(Figure data in JSON)
┄┄┄┄┄┄┄┄┄┄┄┄┄┄┄┄┄┄┄┄

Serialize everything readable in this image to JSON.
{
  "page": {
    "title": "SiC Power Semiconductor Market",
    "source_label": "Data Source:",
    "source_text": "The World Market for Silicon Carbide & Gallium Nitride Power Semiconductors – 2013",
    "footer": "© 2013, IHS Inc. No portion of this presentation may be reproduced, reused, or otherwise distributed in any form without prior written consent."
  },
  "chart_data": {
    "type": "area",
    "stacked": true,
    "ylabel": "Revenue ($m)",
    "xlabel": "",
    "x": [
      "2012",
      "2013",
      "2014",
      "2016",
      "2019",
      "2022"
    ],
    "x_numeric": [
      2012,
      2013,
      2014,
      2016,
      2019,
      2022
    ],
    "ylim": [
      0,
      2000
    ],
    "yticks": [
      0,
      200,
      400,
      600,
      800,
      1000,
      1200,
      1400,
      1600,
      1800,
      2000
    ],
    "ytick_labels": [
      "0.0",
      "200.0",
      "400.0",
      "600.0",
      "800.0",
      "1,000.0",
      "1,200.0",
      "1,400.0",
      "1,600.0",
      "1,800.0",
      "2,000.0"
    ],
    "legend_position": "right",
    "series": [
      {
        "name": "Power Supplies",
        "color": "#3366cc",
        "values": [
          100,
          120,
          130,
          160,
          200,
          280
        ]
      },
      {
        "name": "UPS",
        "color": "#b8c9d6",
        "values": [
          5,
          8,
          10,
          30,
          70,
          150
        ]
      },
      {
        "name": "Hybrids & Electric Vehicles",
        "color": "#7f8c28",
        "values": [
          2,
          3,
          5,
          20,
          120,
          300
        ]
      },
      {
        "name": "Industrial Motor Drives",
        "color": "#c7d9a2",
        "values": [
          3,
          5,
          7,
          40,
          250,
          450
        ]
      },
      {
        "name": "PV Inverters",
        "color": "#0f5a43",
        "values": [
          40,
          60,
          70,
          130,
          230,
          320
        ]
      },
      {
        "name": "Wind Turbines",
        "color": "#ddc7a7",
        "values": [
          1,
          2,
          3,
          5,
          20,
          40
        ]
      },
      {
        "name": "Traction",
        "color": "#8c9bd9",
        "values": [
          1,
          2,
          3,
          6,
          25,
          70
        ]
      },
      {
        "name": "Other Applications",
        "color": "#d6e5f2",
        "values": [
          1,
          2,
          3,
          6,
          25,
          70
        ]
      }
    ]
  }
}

┄┄┄┄┄┄┄┄┄┄┄┄┄┄┄┄┄┄┄┄

◆ WORK INSTRUCTIONS:
Repeat all the entries word for word.

◆ COMPLETE ANSWER:
Serialize everything readable in this image to JSON.
{
  "page": {
    "title": "SiC Power Semiconductor Market",
    "source_label": "Data Source:",
    "source_text": "The World Market for Silicon Carbide & Gallium Nitride Power Semiconductors – 2013",
    "footer": "© 2013, IHS Inc. No portion of this presentation may be reproduced, reused, or otherwise distributed in any form without prior written consent."
  },
  "chart_data": {
    "type": "area",
    "stacked": true,
    "ylabel": "Revenue ($m)",
    "xlabel": "",
    "x": [
      "2012",
      "2013",
      "2014",
      "2016",
      "2019",
      "2022"
    ],
    "x_numeric": [
      2012,
      2013,
      2014,
      2016,
      2019,
      2022
    ],
    "ylim": [
      0,
      2000
    ],
    "yticks": [
      0,
      200,
      400,
      600,
      800,
      1000,
      1200,
      1400,
      1600,
      1800,
      2000
    ],
    "ytick_labels": [
      "0.0",
      "200.0",
      "400.0",
      "600.0",
      "800.0",
      "1,000.0",
      "1,200.0",
      "1,400.0",
      "1,600.0",
      "1,800.0",
      "2,000.0"
    ],
    "legend_position": "right",
    "series": [
      {
        "name": "Power Supplies",
        "color": "#3366cc",
        "values": [
          100,
          120,
          130,
          160,
          200,
          280
        ]
      },
      {
        "name": "UPS",
        "color": "#b8c9d6",
        "values": [
          5,
          8,
          10,
          30,
          70,
          150
        ]
      },
      {
        "name": "Hybrids & Electric Vehicles",
        "color": "#7f8c28",
        "values": [
          2,
          3,
          5,
          20,
          120,
          300
        ]
      },
      {
        "name": "Industrial Motor Drives",
        "color": "#c7d9a2",
        "values": [
          3,
          5,
          7,
          40,
          250,
          450
        ]
      },
      {
        "name": "PV Inverters",
        "color": "#0f5a43",
        "values": [
          40,
          60,
          70,
          130,
          230,
          320
        ]
      },
      {
        "name": "Wind Turbines",
        "color": "#ddc7a7",
        "values": [
          1,
          2,
          3,
          5,
          20,
          40
        ]
      },
      {
        "name": "Traction",
        "color": "#8c9bd9",
        "values": [
          1,
          2,
          3,
          6,
          25,
          70
        ]
      },
      {
        "name": "Other Applications",
        "color": "#d6e5f2",
        "values": [
          1,
          2,
          3,
          6,
          25,
          70
        ]
      }
    ]
  }
}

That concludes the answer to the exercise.